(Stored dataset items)

** start **

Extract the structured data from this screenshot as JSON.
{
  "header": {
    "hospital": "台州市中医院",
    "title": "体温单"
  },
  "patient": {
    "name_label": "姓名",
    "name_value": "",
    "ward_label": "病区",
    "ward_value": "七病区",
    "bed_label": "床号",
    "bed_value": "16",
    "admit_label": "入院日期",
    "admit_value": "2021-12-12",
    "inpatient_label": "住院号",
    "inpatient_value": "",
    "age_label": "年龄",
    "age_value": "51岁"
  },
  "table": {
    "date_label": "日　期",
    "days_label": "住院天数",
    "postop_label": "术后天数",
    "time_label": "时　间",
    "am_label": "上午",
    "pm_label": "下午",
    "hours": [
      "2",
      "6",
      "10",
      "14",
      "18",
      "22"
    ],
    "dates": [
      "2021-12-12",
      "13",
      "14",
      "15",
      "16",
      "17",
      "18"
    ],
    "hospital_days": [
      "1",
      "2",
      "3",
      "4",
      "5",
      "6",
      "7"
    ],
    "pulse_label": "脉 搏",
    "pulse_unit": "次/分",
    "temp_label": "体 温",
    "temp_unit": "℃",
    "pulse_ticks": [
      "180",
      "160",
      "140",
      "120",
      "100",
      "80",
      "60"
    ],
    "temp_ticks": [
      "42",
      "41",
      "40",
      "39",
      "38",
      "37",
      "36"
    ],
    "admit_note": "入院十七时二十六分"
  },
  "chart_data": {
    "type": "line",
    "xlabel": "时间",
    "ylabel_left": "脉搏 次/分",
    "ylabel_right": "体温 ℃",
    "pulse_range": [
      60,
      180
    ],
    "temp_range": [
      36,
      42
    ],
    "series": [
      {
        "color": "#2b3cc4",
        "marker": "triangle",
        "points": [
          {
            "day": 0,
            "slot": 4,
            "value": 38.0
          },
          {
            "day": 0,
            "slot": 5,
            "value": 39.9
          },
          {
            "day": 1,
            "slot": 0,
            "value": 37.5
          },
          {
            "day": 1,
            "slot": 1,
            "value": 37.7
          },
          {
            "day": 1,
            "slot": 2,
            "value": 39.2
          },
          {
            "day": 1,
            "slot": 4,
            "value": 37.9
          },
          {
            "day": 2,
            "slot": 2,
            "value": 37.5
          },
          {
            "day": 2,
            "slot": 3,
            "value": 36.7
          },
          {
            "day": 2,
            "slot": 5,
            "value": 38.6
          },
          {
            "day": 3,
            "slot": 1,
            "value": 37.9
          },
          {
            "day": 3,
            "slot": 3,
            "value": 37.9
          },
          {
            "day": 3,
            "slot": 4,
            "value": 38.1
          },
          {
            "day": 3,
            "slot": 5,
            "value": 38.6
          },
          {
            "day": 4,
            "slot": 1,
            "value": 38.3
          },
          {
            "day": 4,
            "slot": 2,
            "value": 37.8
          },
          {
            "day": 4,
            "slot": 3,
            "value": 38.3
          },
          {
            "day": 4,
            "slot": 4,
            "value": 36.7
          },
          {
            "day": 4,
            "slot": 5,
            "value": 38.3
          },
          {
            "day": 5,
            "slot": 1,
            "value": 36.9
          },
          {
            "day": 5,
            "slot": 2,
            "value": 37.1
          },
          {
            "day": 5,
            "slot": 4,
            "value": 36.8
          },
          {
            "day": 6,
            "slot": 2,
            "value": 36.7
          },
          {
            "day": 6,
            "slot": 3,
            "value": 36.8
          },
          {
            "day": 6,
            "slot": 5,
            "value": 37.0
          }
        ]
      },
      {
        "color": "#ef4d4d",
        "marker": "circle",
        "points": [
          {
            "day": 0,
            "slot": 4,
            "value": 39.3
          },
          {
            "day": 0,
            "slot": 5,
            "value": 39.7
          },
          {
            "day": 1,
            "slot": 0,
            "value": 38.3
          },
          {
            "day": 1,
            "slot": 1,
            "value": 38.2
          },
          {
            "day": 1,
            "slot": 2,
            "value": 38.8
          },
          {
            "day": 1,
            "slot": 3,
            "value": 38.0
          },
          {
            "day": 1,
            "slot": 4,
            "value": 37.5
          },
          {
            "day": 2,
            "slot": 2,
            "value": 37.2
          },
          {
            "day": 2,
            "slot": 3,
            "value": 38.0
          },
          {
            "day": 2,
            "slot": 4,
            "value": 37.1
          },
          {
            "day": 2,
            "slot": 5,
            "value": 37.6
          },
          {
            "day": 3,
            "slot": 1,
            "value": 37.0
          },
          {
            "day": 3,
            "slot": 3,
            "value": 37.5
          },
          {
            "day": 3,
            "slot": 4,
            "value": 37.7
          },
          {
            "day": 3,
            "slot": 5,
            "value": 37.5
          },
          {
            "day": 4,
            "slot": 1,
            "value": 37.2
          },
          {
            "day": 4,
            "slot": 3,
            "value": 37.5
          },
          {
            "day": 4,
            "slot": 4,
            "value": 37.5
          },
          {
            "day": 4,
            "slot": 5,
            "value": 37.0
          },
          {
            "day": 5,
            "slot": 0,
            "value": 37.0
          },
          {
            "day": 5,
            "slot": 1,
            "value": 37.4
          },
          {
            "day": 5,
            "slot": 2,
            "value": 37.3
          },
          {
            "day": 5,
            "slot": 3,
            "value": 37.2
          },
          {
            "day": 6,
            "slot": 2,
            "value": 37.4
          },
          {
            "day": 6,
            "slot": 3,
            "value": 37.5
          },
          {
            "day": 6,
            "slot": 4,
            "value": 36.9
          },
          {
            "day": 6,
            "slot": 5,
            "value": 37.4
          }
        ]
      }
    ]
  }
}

** end **

Short task: Return all of the entries exactly as they were supplied.

The solution:
Extract the structured data from this screenshot as JSON.
{
  "header": {
    "hospital": "台州市中医院",
    "title": "体温单"
  },
  "patient": {
    "name_label": "姓名",
    "name_value": "",
    "ward_label": "病区",
    "ward_value": "七病区",
    "bed_label": "床号",
    "bed_value": "16",
    "admit_label": "入院日期",
    "admit_value": "2021-12-12",
    "inpatient_label": "住院号",
    "inpatient_value": "",
    "age_label": "年龄",
    "age_value": "51岁"
  },
  "table": {
    "date_label": "日　期",
    "days_label": "住院天数",
    "postop_label": "术后天数",
    "time_label": "时　间",
    "am_label": "上午",
    "pm_label": "下午",
    "hours": [
      "2",
      "6",
      "10",
      "14",
      "18",
      "22"
    ],
    "dates": [
      "2021-12-12",
      "13",
      "14",
      "15",
      "16",
      "17",
      "18"
    ],
    "hospital_days": [
      "1",
      "2",
      "3",
      "4",
      "5",
      "6",
      "7"
    ],
    "pulse_label": "脉 搏",
    "pulse_unit": "次/分",
    "temp_label": "体 温",
    "temp_unit": "℃",
    "pulse_ticks": [
      "180",
      "160",
      "140",
      "120",
      "100",
      "80",
      "60"
    ],
    "temp_ticks": [
      "42",
      "41",
      "40",
      "39",
      "38",
      "37",
      "36"
    ],
    "admit_note": "入院十七时二十六分"
  },
  "chart_data": {
    "type": "line",
    "xlabel": "时间",
    "ylabel_left": "脉搏 次/分",
    "ylabel_right": "体温 ℃",
    "pulse_range": [
      60,
      180
    ],
    "temp_range": [
      36,
      42
    ],
    "series": [
      {
        "color": "#2b3cc4",
        "marker": "triangle",
        "points": [
          {
            "day": 0,
            "slot": 4,
            "value": 38.0
          },
          {
            "day": 0,
            "slot": 5,
            "value": 39.9
          },
          {
            "day": 1,
            "slot": 0,
            "value": 37.5
          },
          {
            "day": 1,
            "slot": 1,
            "value": 37.7
          },
          {
            "day": 1,
            "slot": 2,
            "value": 39.2
          },
          {
            "day": 1,
            "slot": 4,
            "value": 37.9
          },
          {
            "day": 2,
            "slot": 2,
            "value": 37.5
          },
          {
            "day": 2,
            "slot": 3,
            "value": 36.7
          },
          {
            "day": 2,
            "slot": 5,
            "value": 38.6
          },
          {
            "day": 3,
            "slot": 1,
            "value": 37.9
          },
          {
            "day": 3,
            "slot": 3,
            "value": 37.9
          },
          {
            "day": 3,
            "slot": 4,
            "value": 38.1
          },
          {
            "day": 3,
            "slot": 5,
            "value": 38.6
          },
          {
            "day": 4,
            "slot": 1,
            "value": 38.3
          },
          {
            "day": 4,
            "slot": 2,
            "value": 37.8
          },
          {
            "day": 4,
            "slot": 3,
            "value": 38.3
          },
          {
            "day": 4,
            "slot": 4,
            "value": 36.7
          },
          {
            "day": 4,
            "slot": 5,
            "value": 38.3
          },
          {
            "day": 5,
            "slot": 1,
            "value": 36.9
          },
          {
            "day": 5,
            "slot": 2,
            "value": 37.1
          },
          {
            "day": 5,
            "slot": 4,
            "value": 36.8
          },
          {
            "day": 6,
            "slot": 2,
            "value": 36.7
          },
          {
            "day": 6,
            "slot": 3,
            "value": 36.8
          },
          {
            "day": 6,
            "slot": 5,
            "value": 37.0
          }
        ]
      },
      {
        "color": "#ef4d4d",
        "marker": "circle",
        "points": [
          {
            "day": 0,
            "slot": 4,
            "value": 39.3
          },
          {
            "day": 0,
            "slot": 5,
            "value": 39.7
          },
          {
            "day": 1,
            "slot": 0,
            "value": 38.3
          },
          {
            "day": 1,
            "slot": 1,
            "value": 38.2
          },
          {
            "day": 1,
            "slot": 2,
            "value": 38.8
          },
          {
            "day": 1,
            "slot": 3,
            "value": 38.0
          },
          {
            "day": 1,
            "slot": 4,
            "value": 37.5
          },
          {
            "day": 2,
            "slot": 2,
            "value": 37.2
          },
          {
            "day": 2,
            "slot": 3,
            "value": 38.0
          },
          {
            "day": 2,
            "slot": 4,
            "value": 37.1
          },
          {
            "day": 2,
            "slot": 5,
            "value": 37.6
          },
          {
            "day": 3,
            "slot": 1,
            "value": 37.0
          },
          {
            "day": 3,
            "slot": 3,
            "value": 37.5
          },
          {
            "day": 3,
            "slot": 4,
            "value": 37.7
          },
          {
            "day": 3,
            "slot": 5,
            "value": 37.5
          },
          {
            "day": 4,
            "slot": 1,
            "value": 37.2
          },
          {
            "day": 4,
            "slot": 3,
            "value": 37.5
          },
          {
            "day": 4,
            "slot": 4,
            "value": 37.5
          },
          {
            "day": 4,
            "slot": 5,
            "value": 37.0
          },
          {
            "day": 5,
            "slot": 0,
            "value": 37.0
          },
          {
            "day": 5,
            "slot": 1,
            "value": 37.4
          },
          {
            "day": 5,
            "slot": 2,
            "value": 37.3
          },
          {
            "day": 5,
            "slot": 3,
            "value": 37.2
          },
          {
            "day": 6,
            "slot": 2,
            "value": 37.4
          },
          {
            "day": 6,
            "slot": 3,
            "value": 37.5
          },
          {
            "day": 6,
            "slot": 4,
            "value": 36.9
          },
          {
            "day": 6,
            "slot": 5,
            "value": 37.4
          }
        ]
      }
    ]
  }
}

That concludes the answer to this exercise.